-- START Listed records --
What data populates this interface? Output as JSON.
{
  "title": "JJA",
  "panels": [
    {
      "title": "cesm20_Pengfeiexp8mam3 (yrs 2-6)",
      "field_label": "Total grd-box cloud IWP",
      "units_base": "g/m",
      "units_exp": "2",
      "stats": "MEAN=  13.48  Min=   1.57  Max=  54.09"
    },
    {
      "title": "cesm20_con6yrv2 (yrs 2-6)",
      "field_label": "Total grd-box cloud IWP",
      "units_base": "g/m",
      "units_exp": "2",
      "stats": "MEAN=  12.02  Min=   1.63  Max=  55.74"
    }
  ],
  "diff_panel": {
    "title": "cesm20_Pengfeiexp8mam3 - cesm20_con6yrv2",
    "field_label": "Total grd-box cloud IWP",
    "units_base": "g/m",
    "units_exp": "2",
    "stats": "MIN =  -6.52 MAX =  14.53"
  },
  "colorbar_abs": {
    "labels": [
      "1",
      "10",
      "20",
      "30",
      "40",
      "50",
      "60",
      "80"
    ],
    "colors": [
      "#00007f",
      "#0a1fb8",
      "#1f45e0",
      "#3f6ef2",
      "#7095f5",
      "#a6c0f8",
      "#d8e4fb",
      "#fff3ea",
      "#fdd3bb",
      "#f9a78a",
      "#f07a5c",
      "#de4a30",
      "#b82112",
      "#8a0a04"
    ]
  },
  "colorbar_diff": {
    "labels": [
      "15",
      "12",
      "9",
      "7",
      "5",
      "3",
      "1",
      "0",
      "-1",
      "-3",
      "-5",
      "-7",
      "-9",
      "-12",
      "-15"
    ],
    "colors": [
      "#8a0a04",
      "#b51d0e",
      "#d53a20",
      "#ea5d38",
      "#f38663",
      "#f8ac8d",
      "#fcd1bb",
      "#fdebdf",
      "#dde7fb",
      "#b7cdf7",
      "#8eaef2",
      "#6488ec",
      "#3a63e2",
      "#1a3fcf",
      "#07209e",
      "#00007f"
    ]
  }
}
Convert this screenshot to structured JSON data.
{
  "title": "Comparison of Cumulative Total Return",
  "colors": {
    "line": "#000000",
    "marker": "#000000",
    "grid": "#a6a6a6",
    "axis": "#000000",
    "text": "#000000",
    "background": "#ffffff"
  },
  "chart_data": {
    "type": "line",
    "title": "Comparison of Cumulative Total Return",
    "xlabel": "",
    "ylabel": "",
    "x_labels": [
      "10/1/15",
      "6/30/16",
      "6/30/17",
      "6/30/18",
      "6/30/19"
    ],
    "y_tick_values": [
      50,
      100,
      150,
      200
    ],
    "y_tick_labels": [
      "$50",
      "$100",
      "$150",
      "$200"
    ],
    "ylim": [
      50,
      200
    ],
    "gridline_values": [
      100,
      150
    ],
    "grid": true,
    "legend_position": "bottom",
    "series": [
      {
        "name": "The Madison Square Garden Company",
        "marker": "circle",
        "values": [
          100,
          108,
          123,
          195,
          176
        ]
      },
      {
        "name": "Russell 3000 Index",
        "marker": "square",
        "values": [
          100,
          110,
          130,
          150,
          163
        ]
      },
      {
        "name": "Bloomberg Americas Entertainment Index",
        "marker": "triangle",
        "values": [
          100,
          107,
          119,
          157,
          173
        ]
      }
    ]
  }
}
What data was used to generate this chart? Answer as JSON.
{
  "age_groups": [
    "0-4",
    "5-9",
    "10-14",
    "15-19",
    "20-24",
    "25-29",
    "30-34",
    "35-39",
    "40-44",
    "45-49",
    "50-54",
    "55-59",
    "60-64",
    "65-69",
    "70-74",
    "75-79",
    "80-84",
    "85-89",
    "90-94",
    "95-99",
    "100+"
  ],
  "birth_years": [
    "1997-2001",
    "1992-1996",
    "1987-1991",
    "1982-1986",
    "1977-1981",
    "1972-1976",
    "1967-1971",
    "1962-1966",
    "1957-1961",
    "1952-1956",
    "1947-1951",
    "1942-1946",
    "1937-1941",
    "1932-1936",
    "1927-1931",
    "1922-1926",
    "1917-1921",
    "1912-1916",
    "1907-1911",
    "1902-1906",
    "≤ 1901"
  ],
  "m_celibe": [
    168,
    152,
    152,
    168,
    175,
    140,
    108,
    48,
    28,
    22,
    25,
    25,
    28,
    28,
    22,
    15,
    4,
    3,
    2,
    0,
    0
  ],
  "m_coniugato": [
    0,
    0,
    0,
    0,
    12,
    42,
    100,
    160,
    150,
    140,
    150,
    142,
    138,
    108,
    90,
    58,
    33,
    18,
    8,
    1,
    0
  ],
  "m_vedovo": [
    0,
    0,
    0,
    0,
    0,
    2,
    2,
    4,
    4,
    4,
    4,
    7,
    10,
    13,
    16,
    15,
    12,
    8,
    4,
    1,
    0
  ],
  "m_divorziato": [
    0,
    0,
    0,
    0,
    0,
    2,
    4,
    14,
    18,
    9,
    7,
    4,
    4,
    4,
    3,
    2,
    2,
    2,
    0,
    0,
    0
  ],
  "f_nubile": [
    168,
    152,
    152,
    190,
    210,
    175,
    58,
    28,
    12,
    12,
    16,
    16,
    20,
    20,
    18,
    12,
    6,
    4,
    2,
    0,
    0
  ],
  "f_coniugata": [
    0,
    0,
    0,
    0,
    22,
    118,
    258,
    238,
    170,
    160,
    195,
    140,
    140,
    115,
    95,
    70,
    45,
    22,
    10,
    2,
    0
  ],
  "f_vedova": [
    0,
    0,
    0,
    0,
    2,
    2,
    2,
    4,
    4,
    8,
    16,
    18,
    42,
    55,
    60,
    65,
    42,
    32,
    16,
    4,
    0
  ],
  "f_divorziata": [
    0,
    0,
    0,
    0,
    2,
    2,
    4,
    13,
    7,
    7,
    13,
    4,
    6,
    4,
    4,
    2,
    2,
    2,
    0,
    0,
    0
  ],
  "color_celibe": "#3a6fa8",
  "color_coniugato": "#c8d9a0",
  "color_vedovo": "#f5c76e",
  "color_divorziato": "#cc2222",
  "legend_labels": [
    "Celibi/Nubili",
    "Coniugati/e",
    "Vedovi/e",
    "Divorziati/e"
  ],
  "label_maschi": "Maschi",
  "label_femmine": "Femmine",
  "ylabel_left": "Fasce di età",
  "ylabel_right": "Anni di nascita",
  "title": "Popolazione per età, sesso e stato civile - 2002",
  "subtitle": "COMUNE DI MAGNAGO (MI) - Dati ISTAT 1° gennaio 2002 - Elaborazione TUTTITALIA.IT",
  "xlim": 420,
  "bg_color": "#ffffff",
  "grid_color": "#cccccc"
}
-- END Listed records --
Give back the whole listing, word for word.

What data populates this interface? Output as JSON.
{
  "title": "JJA",
  "panels": [
    {
      "title": "cesm20_Pengfeiexp8mam3 (yrs 2-6)",
      "field_label": "Total grd-box cloud IWP",
      "units_base": "g/m",
      "units_exp": "2",
      "stats": "MEAN=  13.48  Min=   1.57  Max=  54.09"
    },
    {
      "title": "cesm20_con6yrv2 (yrs 2-6)",
      "field_label": "Total grd-box cloud IWP",
      "units_base": "g/m",
      "units_exp": "2",
      "stats": "MEAN=  12.02  Min=   1.63  Max=  55.74"
    }
  ],
  "diff_panel": {
    "title": "cesm20_Pengfeiexp8mam3 - cesm20_con6yrv2",
    "field_label": "Total grd-box cloud IWP",
    "units_base": "g/m",
    "units_exp": "2",
    "stats": "MIN =  -6.52 MAX =  14.53"
  },
  "colorbar_abs": {
    "labels": [
      "1",
      "10",
      "20",
      "30",
      "40",
      "50",
      "60",
      "80"
    ],
    "colors": [
      "#00007f",
      "#0a1fb8",
      "#1f45e0",
      "#3f6ef2",
      "#7095f5",
      "#a6c0f8",
      "#d8e4fb",
      "#fff3ea",
      "#fdd3bb",
      "#f9a78a",
      "#f07a5c",
      "#de4a30",
      "#b82112",
      "#8a0a04"
    ]
  },
  "colorbar_diff": {
    "labels": [
      "15",
      "12",
      "9",
      "7",
      "5",
      "3",
      "1",
      "0",
      "-1",
      "-3",
      "-5",
      "-7",
      "-9",
      "-12",
      "-15"
    ],
    "colors": [
      "#8a0a04",
      "#b51d0e",
      "#d53a20",
      "#ea5d38",
      "#f38663",
      "#f8ac8d",
      "#fcd1bb",
      "#fdebdf",
      "#dde7fb",
      "#b7cdf7",
      "#8eaef2",
      "#6488ec",
      "#3a63e2",
      "#1a3fcf",
      "#07209e",
      "#00007f"
    ]
  }
}
Convert this screenshot to structured JSON data.
{
  "title": "Comparison of Cumulative Total Return",
  "colors": {
    "line": "#000000",
    "marker": "#000000",
    "grid": "#a6a6a6",
    "axis": "#000000",
    "text": "#000000",
    "background": "#ffffff"
  },
  "chart_data": {
    "type": "line",
    "title": "Comparison of Cumulative Total Return",
    "xlabel": "",
    "ylabel": "",
    "x_labels": [
      "10/1/15",
      "6/30/16",
      "6/30/17",
      "6/30/18",
      "6/30/19"
    ],
    "y_tick_values": [
      50,
      100,
      150,
      200
    ],
    "y_tick_labels": [
      "$50",
      "$100",
      "$150",
      "$200"
    ],
    "ylim": [
      50,
      200
    ],
    "gridline_values": [
      100,
      150
    ],
    "grid": true,
    "legend_position": "bottom",
    "series": [
      {
        "name": "The Madison Square Garden Company",
        "marker": "circle",
        "values": [
          100,
          108,
          123,
          195,
          176
        ]
      },
      {
        "name": "Russell 3000 Index",
        "marker": "square",
        "values": [
          100,
          110,
          130,
          150,
          163
        ]
      },
      {
        "name": "Bloomberg Americas Entertainment Index",
        "marker": "triangle",
        "values": [
          100,
          107,
          119,
          157,
          173
        ]
      }
    ]
  }
}
What data was used to generate this chart? Answer as JSON.
{
  "age_groups": [
    "0-4",
    "5-9",
    "10-14",
    "15-19",
    "20-24",
    "25-29",
    "30-34",
    "35-39",
    "40-44",
    "45-49",
    "50-54",
    "55-59",
    "60-64",
    "65-69",
    "70-74",
    "75-79",
    "80-84",
    "85-89",
    "90-94",
    "95-99",
    "100+"
  ],
  "birth_years": [
    "1997-2001",
    "1992-1996",
    "1987-1991",
    "1982-1986",
    "1977-1981",
    "1972-1976",
    "1967-1971",
    "1962-1966",
    "1957-1961",
    "1952-1956",
    "1947-1951",
    "1942-1946",
    "1937-1941",
    "1932-1936",
    "1927-1931",
    "1922-1926",
    "1917-1921",
    "1912-1916",
    "1907-1911",
    "1902-1906",
    "≤ 1901"
  ],
  "m_celibe": [
    168,
    152,
    152,
    168,
    175,
    140,
    108,
    48,
    28,
    22,
    25,
    25,
    28,
    28,
    22,
    15,
    4,
    3,
    2,
    0,
    0
  ],
  "m_coniugato": [
    0,
    0,
    0,
    0,
    12,
    42,
    100,
    160,
    150,
    140,
    150,
    142,
    138,
    108,
    90,
    58,
    33,
    18,
    8,
    1,
    0
  ],
  "m_vedovo": [
    0,
    0,
    0,
    0,
    0,
    2,
    2,
    4,
    4,
    4,
    4,
    7,
    10,
    13,
    16,
    15,
    12,
    8,
    4,
    1,
    0
  ],
  "m_divorziato": [
    0,
    0,
    0,
    0,
    0,
    2,
    4,
    14,
    18,
    9,
    7,
    4,
    4,
    4,
    3,
    2,
    2,
    2,
    0,
    0,
    0
  ],
  "f_nubile": [
    168,
    152,
    152,
    190,
    210,
    175,
    58,
    28,
    12,
    12,
    16,
    16,
    20,
    20,
    18,
    12,
    6,
    4,
    2,
    0,
    0
  ],
  "f_coniugata": [
    0,
    0,
    0,
    0,
    22,
    118,
    258,
    238,
    170,
    160,
    195,
    140,
    140,
    115,
    95,
    70,
    45,
    22,
    10,
    2,
    0
  ],
  "f_vedova": [
    0,
    0,
    0,
    0,
    2,
    2,
    2,
    4,
    4,
    8,
    16,
    18,
    42,
    55,
    60,
    65,
    42,
    32,
    16,
    4,
    0
  ],
  "f_divorziata": [
    0,
    0,
    0,
    0,
    2,
    2,
    4,
    13,
    7,
    7,
    13,
    4,
    6,
    4,
    4,
    2,
    2,
    2,
    0,
    0,
    0
  ],
  "color_celibe": "#3a6fa8",
  "color_coniugato": "#c8d9a0",
  "color_vedovo": "#f5c76e",
  "color_divorziato": "#cc2222",
  "legend_labels": [
    "Celibi/Nubili",
    "Coniugati/e",
    "Vedovi/e",
    "Divorziati/e"
  ],
  "label_maschi": "Maschi",
  "label_femmine": "Femmine",
  "ylabel_left": "Fasce di età",
  "ylabel_right": "Anni di nascita",
  "title": "Popolazione per età, sesso e stato civile - 2002",
  "subtitle": "COMUNE DI MAGNAGO (MI) - Dati ISTAT 1° gennaio 2002 - Elaborazione TUTTITALIA.IT",
  "xlim": 420,
  "bg_color": "#ffffff",
  "grid_color": "#cccccc"
}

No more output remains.